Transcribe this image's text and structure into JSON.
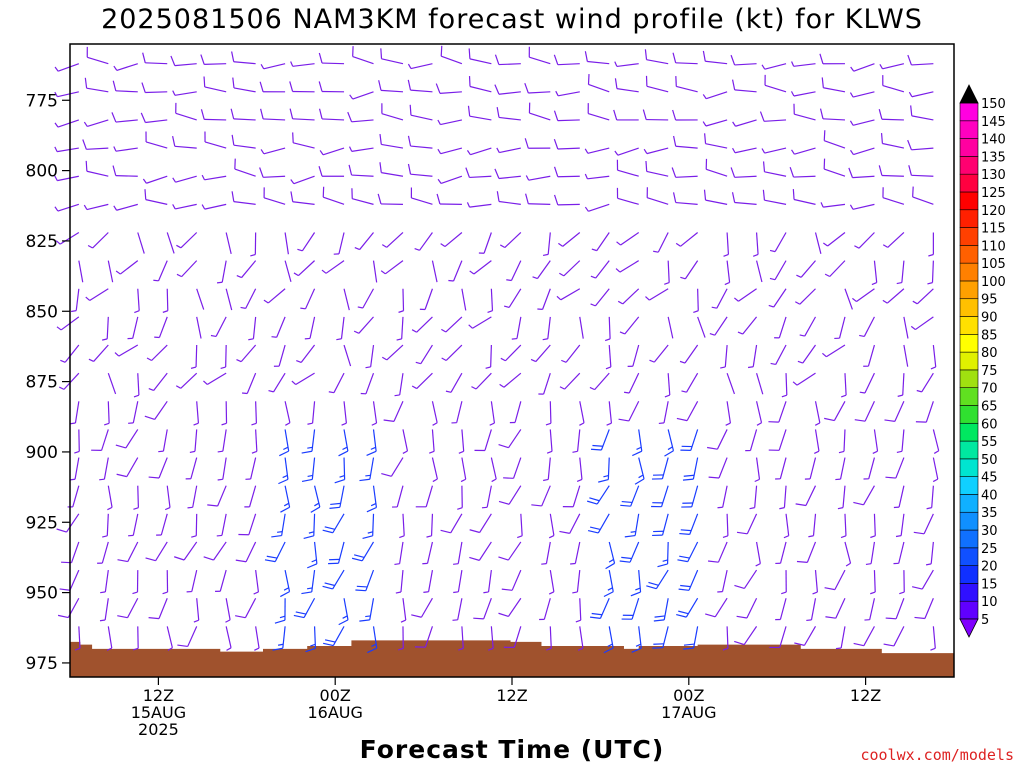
{
  "chart_data": {
    "type": "wind-barb-time-height",
    "title": "2025081506 NAM3KM forecast wind profile (kt) for KLWS",
    "xlabel": "Forecast Time (UTC)",
    "ylabel": "",
    "ylim": [
      980,
      755
    ],
    "y_ticks": [
      "775",
      "800",
      "825",
      "850",
      "875",
      "900",
      "925",
      "950",
      "975"
    ],
    "x_ticks": [
      {
        "line1": "12Z",
        "line2": "15AUG",
        "line3": "2025"
      },
      {
        "line1": "00Z",
        "line2": "16AUG",
        "line3": ""
      },
      {
        "line1": "12Z",
        "line2": "",
        "line3": ""
      },
      {
        "line1": "00Z",
        "line2": "17AUG",
        "line3": ""
      },
      {
        "line1": "12Z",
        "line2": "",
        "line3": ""
      }
    ],
    "x_range_hours": [
      6,
      66
    ],
    "x_tick_hours": [
      12,
      24,
      36,
      48,
      60
    ],
    "grid": false,
    "colorbar": {
      "labels": [
        "5",
        "10",
        "15",
        "20",
        "25",
        "30",
        "35",
        "40",
        "45",
        "50",
        "55",
        "60",
        "65",
        "70",
        "75",
        "80",
        "85",
        "90",
        "95",
        "100",
        "105",
        "110",
        "115",
        "120",
        "125",
        "130",
        "135",
        "140",
        "145",
        "150"
      ],
      "colors": [
        "#8000ff",
        "#6000ff",
        "#3010ff",
        "#1030ff",
        "#1050ff",
        "#1070ff",
        "#1090ff",
        "#10b0ff",
        "#10d0ff",
        "#00e5d0",
        "#00e8a0",
        "#00e860",
        "#30e030",
        "#60e020",
        "#a0e010",
        "#e0f000",
        "#ffff00",
        "#ffe000",
        "#ffc000",
        "#ffa000",
        "#ff8000",
        "#ff6000",
        "#ff4000",
        "#ff2000",
        "#ff0000",
        "#ff0040",
        "#ff0070",
        "#ff00a0",
        "#ff00c0",
        "#ff00e0"
      ]
    },
    "terrain_color": "#a0522d",
    "terrain": {
      "hours": [
        6,
        6.7,
        7.5,
        9.5,
        11.4,
        16.2,
        19.1,
        22.1,
        25.1,
        35.9,
        38.0,
        43.6,
        44.6,
        48.6,
        55.6,
        58.8,
        61.1,
        66
      ],
      "pressure": [
        967.5,
        968.5,
        970,
        970,
        970,
        971,
        970,
        969,
        967,
        967.5,
        969,
        970,
        969,
        968.5,
        970,
        970,
        971.5,
        972
      ]
    },
    "wind_barbs_note": "approximately 30 time columns x 21 pressure levels; predominantly westerly 5-15 kt aloft, southerly/light below 875 hPa, stronger (15-25 kt) southwesterly core near 900-950 hPa around 00Z 16AUG and 00Z 17AUG",
    "barb_levels": [
      760,
      770,
      780,
      790,
      800,
      810,
      820,
      830,
      840,
      850,
      860,
      870,
      880,
      890,
      900,
      910,
      920,
      930,
      940,
      950,
      960
    ],
    "columns": 30
  },
  "credit": "coolwx.com/models"
}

◇ ◇ ◇ ◇

- WHAT IS REQUIRED
Quote all the records verbatim, dropping any pictures from your copy.

- TASK OUTPUT
Transcribe this image's text and structure into JSON.
{
  "chart_data": {
    "type": "wind-barb-time-height",
    "title": "2025081506 NAM3KM forecast wind profile (kt) for KLWS",
    "xlabel": "Forecast Time (UTC)",
    "ylabel": "",
    "ylim": [
      980,
      755
    ],
    "y_ticks": [
      "775",
      "800",
      "825",
      "850",
      "875",
      "900",
      "925",
      "950",
      "975"
    ],
    "x_ticks": [
      {
        "line1": "12Z",
        "line2": "15AUG",
        "line3": "2025"
      },
      {
        "line1": "00Z",
        "line2": "16AUG",
        "line3": ""
      },
      {
        "line1": "12Z",
        "line2": "",
        "line3": ""
      },
      {
        "line1": "00Z",
        "line2": "17AUG",
        "line3": ""
      },
      {
        "line1": "12Z",
        "line2": "",
        "line3": ""
      }
    ],
    "x_range_hours": [
      6,
      66
    ],
    "x_tick_hours": [
      12,
      24,
      36,
      48,
      60
    ],
    "grid": false,
    "colorbar": {
      "labels": [
        "5",
        "10",
        "15",
        "20",
        "25",
        "30",
        "35",
        "40",
        "45",
        "50",
        "55",
        "60",
        "65",
        "70",
        "75",
        "80",
        "85",
        "90",
        "95",
        "100",
        "105",
        "110",
        "115",
        "120",
        "125",
        "130",
        "135",
        "140",
        "145",
        "150"
      ],
      "colors": [
        "#8000ff",
        "#6000ff",
        "#3010ff",
        "#1030ff",
        "#1050ff",
        "#1070ff",
        "#1090ff",
        "#10b0ff",
        "#10d0ff",
        "#00e5d0",
        "#00e8a0",
        "#00e860",
        "#30e030",
        "#60e020",
        "#a0e010",
        "#e0f000",
        "#ffff00",
        "#ffe000",
        "#ffc000",
        "#ffa000",
        "#ff8000",
        "#ff6000",
        "#ff4000",
        "#ff2000",
        "#ff0000",
        "#ff0040",
        "#ff0070",
        "#ff00a0",
        "#ff00c0",
        "#ff00e0"
      ]
    },
    "terrain_color": "#a0522d",
    "terrain": {
      "hours": [
        6,
        6.7,
        7.5,
        9.5,
        11.4,
        16.2,
        19.1,
        22.1,
        25.1,
        35.9,
        38.0,
        43.6,
        44.6,
        48.6,
        55.6,
        58.8,
        61.1,
        66
      ],
      "pressure": [
        967.5,
        968.5,
        970,
        970,
        970,
        971,
        970,
        969,
        967,
        967.5,
        969,
        970,
        969,
        968.5,
        970,
        970,
        971.5,
        972
      ]
    },
    "wind_barbs_note": "approximately 30 time columns x 21 pressure levels; predominantly westerly 5-15 kt aloft, southerly/light below 875 hPa, stronger (15-25 kt) southwesterly core near 900-950 hPa around 00Z 16AUG and 00Z 17AUG",
    "barb_levels": [
      760,
      770,
      780,
      790,
      800,
      810,
      820,
      830,
      840,
      850,
      860,
      870,
      880,
      890,
      900,
      910,
      920,
      930,
      940,
      950,
      960
    ],
    "columns": 30
  },
  "credit": "coolwx.com/models"
}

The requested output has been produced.